Using the listing below, copy every line that mentions "PROSTOR".

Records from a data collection
** Start **

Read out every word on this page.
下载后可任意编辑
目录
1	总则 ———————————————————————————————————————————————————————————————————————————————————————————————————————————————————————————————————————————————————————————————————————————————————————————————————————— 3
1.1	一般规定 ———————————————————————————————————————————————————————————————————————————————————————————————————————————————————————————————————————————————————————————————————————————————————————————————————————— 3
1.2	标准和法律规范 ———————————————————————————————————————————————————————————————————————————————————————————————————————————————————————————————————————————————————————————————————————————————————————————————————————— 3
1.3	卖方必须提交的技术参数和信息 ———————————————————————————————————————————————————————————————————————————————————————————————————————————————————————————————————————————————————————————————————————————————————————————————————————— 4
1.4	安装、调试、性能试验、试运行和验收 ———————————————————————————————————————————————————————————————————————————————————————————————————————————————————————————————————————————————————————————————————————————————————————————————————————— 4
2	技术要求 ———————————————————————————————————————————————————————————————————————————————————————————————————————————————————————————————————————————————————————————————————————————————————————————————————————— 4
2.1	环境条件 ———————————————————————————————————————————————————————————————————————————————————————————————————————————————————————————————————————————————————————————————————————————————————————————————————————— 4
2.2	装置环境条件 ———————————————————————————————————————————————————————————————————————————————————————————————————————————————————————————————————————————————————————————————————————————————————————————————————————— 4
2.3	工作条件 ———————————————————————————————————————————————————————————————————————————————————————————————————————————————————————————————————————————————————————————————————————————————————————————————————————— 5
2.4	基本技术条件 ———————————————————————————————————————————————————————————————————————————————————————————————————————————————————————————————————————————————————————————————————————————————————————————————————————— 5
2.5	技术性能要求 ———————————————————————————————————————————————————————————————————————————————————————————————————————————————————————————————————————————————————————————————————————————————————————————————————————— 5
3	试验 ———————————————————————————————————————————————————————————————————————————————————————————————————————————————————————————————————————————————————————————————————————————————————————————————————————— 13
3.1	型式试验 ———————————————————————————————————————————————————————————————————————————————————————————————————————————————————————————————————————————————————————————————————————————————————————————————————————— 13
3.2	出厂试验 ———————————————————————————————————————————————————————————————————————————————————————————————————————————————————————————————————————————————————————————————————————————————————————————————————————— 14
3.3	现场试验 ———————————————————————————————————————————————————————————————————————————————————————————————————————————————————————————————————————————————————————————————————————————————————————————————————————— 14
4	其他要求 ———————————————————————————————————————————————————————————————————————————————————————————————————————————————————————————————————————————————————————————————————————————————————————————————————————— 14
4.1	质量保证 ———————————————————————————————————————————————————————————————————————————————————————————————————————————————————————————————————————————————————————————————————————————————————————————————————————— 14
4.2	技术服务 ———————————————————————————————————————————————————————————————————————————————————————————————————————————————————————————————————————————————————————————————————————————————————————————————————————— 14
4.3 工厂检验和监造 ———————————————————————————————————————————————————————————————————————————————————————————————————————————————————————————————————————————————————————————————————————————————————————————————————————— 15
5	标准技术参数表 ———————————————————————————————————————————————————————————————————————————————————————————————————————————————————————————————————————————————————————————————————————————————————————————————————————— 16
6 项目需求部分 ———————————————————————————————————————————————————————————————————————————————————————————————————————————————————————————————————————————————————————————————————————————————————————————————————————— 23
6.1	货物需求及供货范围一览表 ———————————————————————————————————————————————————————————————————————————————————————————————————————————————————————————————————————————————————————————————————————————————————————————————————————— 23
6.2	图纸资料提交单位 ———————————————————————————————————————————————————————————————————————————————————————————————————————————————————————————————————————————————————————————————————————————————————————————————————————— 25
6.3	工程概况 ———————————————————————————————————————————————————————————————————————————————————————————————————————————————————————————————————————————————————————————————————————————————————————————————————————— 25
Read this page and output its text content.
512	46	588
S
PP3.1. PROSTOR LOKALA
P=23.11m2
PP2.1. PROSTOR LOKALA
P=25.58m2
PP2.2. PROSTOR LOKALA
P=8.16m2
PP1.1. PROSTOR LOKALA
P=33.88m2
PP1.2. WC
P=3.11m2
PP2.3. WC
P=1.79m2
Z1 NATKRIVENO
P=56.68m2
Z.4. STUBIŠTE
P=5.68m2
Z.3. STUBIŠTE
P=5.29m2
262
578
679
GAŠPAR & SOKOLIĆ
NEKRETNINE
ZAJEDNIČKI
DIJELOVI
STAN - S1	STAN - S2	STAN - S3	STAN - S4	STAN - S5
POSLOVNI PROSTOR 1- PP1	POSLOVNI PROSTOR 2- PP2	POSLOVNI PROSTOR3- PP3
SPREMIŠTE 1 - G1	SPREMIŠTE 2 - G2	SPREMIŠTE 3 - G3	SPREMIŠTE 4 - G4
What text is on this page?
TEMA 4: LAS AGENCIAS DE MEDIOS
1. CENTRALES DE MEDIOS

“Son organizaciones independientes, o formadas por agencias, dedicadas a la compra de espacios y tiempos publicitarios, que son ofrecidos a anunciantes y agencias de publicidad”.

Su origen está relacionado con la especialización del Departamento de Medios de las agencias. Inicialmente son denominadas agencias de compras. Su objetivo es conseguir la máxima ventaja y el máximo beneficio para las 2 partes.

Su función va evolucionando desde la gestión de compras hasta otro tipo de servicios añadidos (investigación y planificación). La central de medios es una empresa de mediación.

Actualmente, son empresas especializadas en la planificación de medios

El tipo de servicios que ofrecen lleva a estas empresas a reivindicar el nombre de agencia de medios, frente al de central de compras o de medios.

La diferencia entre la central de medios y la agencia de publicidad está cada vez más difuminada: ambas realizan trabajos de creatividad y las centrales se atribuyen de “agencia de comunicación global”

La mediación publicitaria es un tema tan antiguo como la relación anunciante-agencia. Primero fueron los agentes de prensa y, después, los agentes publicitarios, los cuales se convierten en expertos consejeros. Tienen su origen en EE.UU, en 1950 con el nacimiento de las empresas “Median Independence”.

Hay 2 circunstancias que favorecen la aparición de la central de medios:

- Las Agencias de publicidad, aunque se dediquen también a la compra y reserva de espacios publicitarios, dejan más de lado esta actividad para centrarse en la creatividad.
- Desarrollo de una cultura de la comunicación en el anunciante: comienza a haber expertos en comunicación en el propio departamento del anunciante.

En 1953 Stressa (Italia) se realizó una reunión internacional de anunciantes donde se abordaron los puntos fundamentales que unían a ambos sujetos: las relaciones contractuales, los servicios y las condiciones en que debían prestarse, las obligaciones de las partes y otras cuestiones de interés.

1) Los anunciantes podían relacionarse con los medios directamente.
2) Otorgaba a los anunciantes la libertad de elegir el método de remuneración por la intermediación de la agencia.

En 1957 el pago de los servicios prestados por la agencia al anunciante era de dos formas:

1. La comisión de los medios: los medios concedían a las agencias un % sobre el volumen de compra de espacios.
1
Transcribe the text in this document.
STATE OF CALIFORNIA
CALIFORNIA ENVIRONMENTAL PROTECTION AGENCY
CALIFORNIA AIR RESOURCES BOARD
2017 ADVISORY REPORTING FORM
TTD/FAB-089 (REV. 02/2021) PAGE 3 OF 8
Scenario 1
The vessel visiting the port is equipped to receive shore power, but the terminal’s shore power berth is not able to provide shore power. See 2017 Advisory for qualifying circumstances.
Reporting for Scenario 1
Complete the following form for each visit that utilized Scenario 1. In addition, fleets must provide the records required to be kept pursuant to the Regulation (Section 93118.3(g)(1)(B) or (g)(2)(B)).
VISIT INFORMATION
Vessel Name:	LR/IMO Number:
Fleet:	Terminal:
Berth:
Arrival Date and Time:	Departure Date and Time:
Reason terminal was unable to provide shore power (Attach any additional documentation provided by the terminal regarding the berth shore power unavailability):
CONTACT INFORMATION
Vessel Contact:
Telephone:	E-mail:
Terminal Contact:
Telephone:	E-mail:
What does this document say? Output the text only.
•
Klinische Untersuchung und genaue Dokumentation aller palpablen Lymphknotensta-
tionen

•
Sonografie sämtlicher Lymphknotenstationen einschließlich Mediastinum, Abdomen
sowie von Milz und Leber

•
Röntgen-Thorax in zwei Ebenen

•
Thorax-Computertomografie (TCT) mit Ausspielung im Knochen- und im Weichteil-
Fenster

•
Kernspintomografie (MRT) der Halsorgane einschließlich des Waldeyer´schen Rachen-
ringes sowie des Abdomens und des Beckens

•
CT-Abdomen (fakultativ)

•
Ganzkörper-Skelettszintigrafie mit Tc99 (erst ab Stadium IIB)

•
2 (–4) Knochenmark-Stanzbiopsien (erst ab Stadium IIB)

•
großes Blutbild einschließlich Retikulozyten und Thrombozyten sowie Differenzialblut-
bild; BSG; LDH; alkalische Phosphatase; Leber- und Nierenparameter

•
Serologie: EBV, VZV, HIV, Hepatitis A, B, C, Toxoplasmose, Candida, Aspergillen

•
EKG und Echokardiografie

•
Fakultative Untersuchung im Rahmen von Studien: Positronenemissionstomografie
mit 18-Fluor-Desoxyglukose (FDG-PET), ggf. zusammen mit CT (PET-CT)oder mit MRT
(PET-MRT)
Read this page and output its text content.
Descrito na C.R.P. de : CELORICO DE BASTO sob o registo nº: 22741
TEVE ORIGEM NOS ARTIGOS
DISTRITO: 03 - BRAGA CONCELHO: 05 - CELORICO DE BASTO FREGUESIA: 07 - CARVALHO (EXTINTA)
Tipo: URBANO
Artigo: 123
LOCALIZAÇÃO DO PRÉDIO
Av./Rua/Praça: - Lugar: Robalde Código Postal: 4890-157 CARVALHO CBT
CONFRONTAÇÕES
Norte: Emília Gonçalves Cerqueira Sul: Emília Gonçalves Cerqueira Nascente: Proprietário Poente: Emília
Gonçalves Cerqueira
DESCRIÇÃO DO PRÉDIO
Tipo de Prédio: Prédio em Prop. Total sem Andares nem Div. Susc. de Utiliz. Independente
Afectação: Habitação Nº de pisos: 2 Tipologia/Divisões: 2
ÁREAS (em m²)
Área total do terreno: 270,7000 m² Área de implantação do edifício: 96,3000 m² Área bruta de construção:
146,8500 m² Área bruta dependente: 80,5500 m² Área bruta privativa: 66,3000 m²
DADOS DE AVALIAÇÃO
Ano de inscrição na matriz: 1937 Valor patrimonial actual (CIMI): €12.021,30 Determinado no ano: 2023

** End **

### Written answer
PP3.1. PROSTOR LOKALA
PP2.1. PROSTOR LOKALA
PP2.2. PROSTOR LOKALA
PP1.1. PROSTOR LOKALA
POSLOVNI PROSTOR 1- PP1	POSLOVNI PROSTOR 2- PP2	POSLOVNI PROSTOR3- PP3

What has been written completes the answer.